# Entries taken from a collection
________________________

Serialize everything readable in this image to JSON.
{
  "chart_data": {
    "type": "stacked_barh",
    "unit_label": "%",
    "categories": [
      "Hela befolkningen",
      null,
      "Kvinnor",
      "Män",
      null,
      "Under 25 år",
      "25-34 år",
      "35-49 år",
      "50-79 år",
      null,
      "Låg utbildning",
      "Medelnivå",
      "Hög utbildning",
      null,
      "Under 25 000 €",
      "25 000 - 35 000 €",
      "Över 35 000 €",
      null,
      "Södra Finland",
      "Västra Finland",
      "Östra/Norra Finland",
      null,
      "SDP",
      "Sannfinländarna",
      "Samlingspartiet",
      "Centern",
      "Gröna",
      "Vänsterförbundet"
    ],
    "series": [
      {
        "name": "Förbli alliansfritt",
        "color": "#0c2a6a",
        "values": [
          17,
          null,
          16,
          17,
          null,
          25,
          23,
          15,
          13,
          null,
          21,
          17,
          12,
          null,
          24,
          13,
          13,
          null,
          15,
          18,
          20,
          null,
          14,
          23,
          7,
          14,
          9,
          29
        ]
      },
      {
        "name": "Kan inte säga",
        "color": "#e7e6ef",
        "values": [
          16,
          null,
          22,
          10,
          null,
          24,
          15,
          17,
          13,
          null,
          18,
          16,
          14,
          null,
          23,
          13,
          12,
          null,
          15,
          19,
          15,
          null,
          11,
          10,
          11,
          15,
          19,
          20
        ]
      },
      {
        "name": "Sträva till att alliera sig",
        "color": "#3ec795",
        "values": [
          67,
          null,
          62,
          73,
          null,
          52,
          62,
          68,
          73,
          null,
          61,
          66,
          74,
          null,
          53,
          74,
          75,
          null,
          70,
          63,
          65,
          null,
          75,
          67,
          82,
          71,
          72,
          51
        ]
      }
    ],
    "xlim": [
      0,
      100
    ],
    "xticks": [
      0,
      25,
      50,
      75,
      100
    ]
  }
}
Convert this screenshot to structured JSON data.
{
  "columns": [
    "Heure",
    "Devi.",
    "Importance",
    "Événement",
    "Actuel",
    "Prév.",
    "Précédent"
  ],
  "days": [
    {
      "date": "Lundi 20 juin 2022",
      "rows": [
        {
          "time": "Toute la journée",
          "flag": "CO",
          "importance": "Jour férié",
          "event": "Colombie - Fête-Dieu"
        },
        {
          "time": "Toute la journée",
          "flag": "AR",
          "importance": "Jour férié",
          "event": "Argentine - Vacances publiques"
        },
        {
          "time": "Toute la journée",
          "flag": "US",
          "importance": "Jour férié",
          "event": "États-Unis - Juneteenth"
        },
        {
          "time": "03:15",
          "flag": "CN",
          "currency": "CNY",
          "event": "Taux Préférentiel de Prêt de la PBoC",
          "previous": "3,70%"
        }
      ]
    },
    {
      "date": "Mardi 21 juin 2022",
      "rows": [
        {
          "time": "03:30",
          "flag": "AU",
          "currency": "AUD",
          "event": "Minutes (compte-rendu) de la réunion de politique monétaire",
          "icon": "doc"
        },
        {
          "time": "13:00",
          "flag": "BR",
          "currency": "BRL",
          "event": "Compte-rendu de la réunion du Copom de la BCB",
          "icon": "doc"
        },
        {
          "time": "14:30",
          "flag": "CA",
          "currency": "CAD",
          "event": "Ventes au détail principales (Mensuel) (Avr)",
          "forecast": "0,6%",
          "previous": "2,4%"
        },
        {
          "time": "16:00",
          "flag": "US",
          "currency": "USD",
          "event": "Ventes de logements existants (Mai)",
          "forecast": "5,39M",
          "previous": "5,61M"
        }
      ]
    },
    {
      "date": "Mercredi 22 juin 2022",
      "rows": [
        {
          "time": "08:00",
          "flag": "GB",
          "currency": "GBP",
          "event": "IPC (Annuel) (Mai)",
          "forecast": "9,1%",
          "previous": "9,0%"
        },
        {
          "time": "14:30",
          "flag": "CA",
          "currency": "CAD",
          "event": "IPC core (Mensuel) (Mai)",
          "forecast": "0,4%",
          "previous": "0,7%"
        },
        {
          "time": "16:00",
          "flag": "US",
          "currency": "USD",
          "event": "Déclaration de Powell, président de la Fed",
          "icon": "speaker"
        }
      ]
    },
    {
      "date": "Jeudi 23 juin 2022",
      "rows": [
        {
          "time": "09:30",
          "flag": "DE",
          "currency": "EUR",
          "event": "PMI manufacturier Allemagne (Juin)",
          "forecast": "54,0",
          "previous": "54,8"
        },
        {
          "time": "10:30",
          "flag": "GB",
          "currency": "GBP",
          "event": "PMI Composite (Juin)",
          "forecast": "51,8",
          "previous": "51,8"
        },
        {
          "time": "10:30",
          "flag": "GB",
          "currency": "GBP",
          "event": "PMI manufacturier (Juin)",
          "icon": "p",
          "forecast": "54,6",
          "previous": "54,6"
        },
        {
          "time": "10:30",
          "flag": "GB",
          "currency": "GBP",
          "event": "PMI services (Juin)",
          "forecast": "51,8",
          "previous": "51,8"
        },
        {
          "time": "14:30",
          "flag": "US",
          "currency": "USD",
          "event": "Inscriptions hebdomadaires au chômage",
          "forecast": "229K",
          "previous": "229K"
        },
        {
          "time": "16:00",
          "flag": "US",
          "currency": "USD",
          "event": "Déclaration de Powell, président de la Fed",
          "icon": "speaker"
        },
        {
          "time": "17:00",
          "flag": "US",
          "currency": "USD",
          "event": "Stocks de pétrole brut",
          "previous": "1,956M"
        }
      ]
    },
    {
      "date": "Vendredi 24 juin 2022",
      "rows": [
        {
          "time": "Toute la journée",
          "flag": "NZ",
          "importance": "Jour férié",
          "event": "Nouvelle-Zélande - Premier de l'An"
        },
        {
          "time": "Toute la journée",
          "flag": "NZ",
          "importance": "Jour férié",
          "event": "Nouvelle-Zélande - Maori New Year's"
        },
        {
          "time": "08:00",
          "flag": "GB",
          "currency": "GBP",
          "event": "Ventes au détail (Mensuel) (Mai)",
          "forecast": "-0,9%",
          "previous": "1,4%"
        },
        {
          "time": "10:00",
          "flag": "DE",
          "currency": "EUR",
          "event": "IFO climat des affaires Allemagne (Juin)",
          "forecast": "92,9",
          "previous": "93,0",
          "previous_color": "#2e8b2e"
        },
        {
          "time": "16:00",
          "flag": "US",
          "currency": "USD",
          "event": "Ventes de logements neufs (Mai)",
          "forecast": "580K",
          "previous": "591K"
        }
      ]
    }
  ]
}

________________________

# What is being asked
Find every line that includes the string "Ventes". Report how many there are and nothing else.

# Solution to this problem
4